══ SOURCE DATA ══
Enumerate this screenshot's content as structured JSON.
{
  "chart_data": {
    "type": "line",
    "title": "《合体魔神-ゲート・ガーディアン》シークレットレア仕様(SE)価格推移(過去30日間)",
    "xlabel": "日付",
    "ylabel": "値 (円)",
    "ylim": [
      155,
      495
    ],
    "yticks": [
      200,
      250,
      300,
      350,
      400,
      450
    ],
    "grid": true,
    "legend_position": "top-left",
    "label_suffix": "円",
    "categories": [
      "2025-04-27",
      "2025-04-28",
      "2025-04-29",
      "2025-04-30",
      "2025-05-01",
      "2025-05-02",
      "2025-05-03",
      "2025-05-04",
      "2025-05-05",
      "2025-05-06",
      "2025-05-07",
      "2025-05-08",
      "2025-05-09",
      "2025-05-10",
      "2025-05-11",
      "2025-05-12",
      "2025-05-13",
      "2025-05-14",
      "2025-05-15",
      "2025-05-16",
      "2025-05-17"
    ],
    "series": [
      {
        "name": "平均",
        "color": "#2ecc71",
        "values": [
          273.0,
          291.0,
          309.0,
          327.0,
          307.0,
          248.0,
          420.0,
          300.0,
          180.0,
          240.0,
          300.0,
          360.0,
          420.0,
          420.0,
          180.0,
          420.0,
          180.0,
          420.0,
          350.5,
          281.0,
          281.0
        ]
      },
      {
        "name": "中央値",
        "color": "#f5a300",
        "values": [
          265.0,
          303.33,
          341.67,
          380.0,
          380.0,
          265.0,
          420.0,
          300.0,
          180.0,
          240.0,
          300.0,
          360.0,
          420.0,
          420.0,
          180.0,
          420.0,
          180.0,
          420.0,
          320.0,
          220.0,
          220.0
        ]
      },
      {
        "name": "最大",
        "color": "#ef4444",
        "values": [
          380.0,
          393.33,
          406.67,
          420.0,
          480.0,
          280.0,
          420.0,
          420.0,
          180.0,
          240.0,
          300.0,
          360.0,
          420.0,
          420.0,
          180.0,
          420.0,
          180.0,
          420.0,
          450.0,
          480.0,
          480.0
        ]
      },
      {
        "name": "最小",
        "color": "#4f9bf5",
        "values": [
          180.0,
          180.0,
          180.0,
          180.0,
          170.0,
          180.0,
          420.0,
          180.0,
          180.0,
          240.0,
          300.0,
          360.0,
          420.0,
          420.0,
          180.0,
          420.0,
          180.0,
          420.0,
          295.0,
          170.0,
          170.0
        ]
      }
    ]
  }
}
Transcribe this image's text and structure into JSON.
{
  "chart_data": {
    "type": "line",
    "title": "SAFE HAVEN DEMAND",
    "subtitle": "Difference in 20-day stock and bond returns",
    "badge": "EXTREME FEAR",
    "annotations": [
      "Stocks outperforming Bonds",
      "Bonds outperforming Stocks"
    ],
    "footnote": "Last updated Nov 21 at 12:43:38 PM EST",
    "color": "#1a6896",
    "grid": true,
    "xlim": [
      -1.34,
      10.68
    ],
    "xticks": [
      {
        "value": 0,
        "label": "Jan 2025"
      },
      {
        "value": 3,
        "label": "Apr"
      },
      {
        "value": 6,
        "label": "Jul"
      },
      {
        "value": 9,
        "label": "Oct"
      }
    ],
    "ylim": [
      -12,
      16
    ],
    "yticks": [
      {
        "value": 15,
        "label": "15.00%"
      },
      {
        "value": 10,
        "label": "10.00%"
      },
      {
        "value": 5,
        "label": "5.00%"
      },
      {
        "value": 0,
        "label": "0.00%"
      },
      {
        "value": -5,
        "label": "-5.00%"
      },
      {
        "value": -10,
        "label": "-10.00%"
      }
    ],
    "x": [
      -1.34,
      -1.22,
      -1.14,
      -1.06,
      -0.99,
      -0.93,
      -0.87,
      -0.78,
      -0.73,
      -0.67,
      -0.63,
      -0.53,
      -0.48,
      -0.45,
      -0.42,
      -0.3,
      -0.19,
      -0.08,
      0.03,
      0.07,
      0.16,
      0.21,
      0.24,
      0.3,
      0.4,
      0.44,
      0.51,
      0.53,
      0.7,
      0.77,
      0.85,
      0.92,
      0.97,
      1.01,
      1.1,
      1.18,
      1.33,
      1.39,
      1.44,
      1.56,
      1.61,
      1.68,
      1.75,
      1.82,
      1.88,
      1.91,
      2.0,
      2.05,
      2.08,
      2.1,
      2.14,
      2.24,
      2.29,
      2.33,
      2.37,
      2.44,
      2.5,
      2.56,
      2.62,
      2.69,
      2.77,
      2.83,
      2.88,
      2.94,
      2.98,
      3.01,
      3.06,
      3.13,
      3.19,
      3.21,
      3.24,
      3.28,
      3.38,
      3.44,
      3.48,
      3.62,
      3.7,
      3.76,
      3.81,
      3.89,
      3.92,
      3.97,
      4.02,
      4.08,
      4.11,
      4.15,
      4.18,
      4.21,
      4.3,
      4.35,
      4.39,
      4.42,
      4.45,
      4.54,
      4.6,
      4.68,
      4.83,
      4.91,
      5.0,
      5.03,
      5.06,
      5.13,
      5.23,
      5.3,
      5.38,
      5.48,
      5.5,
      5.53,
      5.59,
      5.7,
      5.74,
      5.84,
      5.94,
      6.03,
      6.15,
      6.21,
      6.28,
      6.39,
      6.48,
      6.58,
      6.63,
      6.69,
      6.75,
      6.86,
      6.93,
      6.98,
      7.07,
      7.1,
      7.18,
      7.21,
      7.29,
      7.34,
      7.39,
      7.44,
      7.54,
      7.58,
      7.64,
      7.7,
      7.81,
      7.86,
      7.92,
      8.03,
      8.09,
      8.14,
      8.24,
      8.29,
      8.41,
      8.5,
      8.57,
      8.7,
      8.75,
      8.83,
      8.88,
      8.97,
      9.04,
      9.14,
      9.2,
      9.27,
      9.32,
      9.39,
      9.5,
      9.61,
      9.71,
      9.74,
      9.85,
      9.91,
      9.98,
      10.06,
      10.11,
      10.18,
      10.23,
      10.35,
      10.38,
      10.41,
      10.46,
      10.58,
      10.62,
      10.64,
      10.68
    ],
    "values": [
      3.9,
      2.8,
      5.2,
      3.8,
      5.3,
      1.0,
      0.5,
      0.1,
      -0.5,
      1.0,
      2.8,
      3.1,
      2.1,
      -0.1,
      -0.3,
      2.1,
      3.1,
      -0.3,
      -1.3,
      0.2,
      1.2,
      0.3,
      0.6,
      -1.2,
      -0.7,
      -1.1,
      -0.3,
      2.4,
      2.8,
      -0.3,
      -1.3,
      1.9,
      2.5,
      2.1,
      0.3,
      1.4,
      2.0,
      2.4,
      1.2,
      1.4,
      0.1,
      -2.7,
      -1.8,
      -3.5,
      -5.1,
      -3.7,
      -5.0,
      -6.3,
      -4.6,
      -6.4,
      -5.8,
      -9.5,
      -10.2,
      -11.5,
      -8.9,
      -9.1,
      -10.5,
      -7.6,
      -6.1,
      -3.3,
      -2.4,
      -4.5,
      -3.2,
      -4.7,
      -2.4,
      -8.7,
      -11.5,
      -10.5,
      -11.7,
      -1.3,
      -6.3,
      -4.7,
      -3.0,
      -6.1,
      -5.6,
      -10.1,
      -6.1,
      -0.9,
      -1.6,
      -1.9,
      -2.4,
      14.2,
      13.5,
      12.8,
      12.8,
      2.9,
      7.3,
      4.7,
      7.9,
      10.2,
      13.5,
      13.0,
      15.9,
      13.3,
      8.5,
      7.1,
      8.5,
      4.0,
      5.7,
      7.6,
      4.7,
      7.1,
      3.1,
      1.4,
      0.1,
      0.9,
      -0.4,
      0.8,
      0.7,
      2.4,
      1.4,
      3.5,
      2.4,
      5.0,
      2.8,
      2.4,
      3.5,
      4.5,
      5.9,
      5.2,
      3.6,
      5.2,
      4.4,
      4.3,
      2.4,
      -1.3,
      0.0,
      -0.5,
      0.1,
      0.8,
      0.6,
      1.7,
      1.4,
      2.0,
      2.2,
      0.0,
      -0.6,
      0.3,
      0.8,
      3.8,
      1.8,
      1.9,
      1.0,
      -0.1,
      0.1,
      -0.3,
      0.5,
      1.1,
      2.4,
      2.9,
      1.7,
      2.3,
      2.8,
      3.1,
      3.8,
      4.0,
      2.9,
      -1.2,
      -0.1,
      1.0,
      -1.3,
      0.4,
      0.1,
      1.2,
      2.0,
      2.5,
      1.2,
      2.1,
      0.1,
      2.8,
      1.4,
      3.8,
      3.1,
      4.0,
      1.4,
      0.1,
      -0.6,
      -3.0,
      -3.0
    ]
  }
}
═══
### INSTRUCTION
Tally up the lines in the preceding listing that contain the string "this". Respond with the number and nothing else.

### EXPECTED ANSWER
2